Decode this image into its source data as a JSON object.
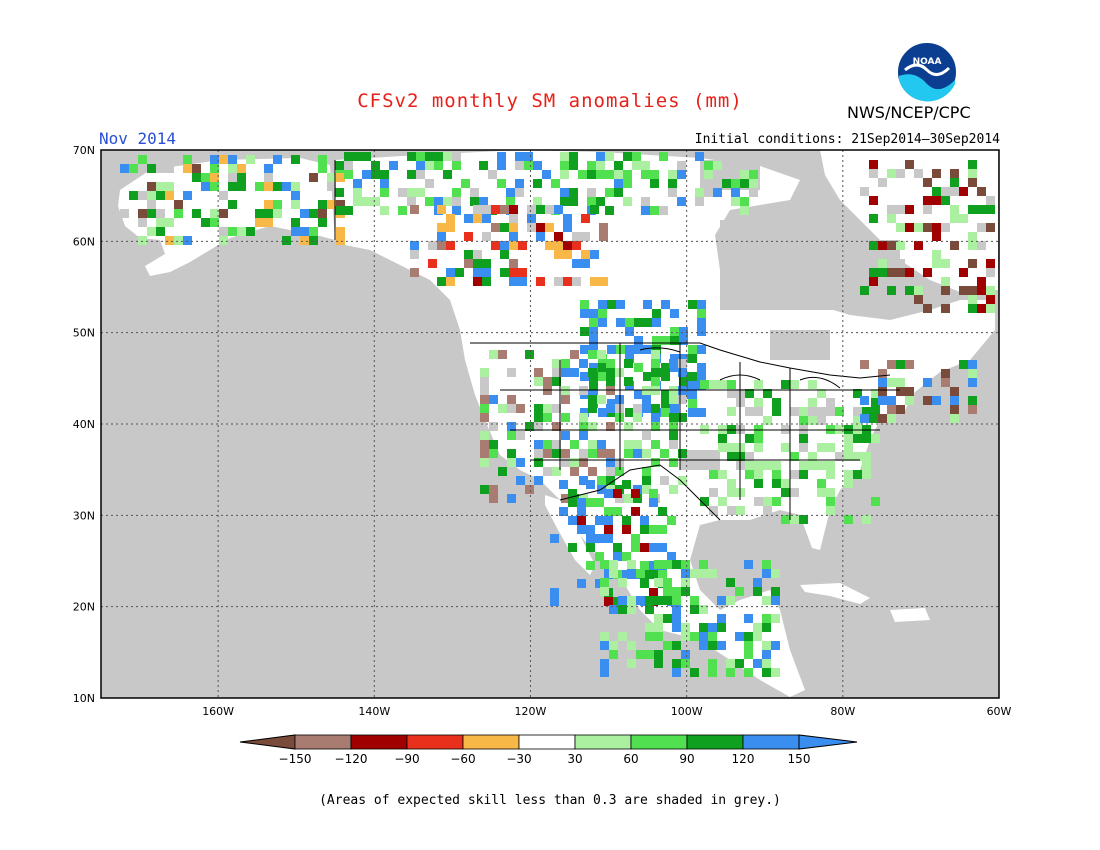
{
  "title": "CFSv2 monthly SM anomalies (mm)",
  "month": "Nov 2014",
  "initial_conditions": "Initial conditions: 21Sep2014–30Sep2014",
  "agency": "NWS/NCEP/CPC",
  "logo_text": "NOAA",
  "footnote": "(Areas of expected skill less than 0.3 are shaded in grey.)",
  "lat_labels": [
    "70N",
    "60N",
    "50N",
    "40N",
    "30N",
    "20N",
    "10N"
  ],
  "lon_labels": [
    "160W",
    "140W",
    "120W",
    "100W",
    "80W",
    "60W"
  ],
  "legend": {
    "tick_labels": [
      "−150",
      "−120",
      "−90",
      "−60",
      "−30",
      "30",
      "60",
      "90",
      "120",
      "150"
    ],
    "colors": [
      "#7a4a3a",
      "#a87c70",
      "#a00000",
      "#e8301c",
      "#f8b848",
      "#ffffff",
      "#aaf0a0",
      "#50e050",
      "#10a020",
      "#3a8ef0",
      "#3a8ef0"
    ]
  },
  "colors": {
    "skill_grey": "#c8c8c8",
    "ocean": "#c8c8c8",
    "land": "#ffffff",
    "title_red": "#e8201a",
    "month_blue": "#2a4fd6"
  }
}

--- --- ---

» **Given problem**: Take the listing above and restate it word for word, without its pictures.

» **Task response**:
Decode this image into its source data as a JSON object.
{
  "title": "CFSv2 monthly SM anomalies (mm)",
  "month": "Nov 2014",
  "initial_conditions": "Initial conditions: 21Sep2014–30Sep2014",
  "agency": "NWS/NCEP/CPC",
  "logo_text": "NOAA",
  "footnote": "(Areas of expected skill less than 0.3 are shaded in grey.)",
  "lat_labels": [
    "70N",
    "60N",
    "50N",
    "40N",
    "30N",
    "20N",
    "10N"
  ],
  "lon_labels": [
    "160W",
    "140W",
    "120W",
    "100W",
    "80W",
    "60W"
  ],
  "legend": {
    "tick_labels": [
      "−150",
      "−120",
      "−90",
      "−60",
      "−30",
      "30",
      "60",
      "90",
      "120",
      "150"
    ],
    "colors": [
      "#7a4a3a",
      "#a87c70",
      "#a00000",
      "#e8301c",
      "#f8b848",
      "#ffffff",
      "#aaf0a0",
      "#50e050",
      "#10a020",
      "#3a8ef0",
      "#3a8ef0"
    ]
  },
  "colors": {
    "skill_grey": "#c8c8c8",
    "ocean": "#c8c8c8",
    "land": "#ffffff",
    "title_red": "#e8201a",
    "month_blue": "#2a4fd6"
  }
}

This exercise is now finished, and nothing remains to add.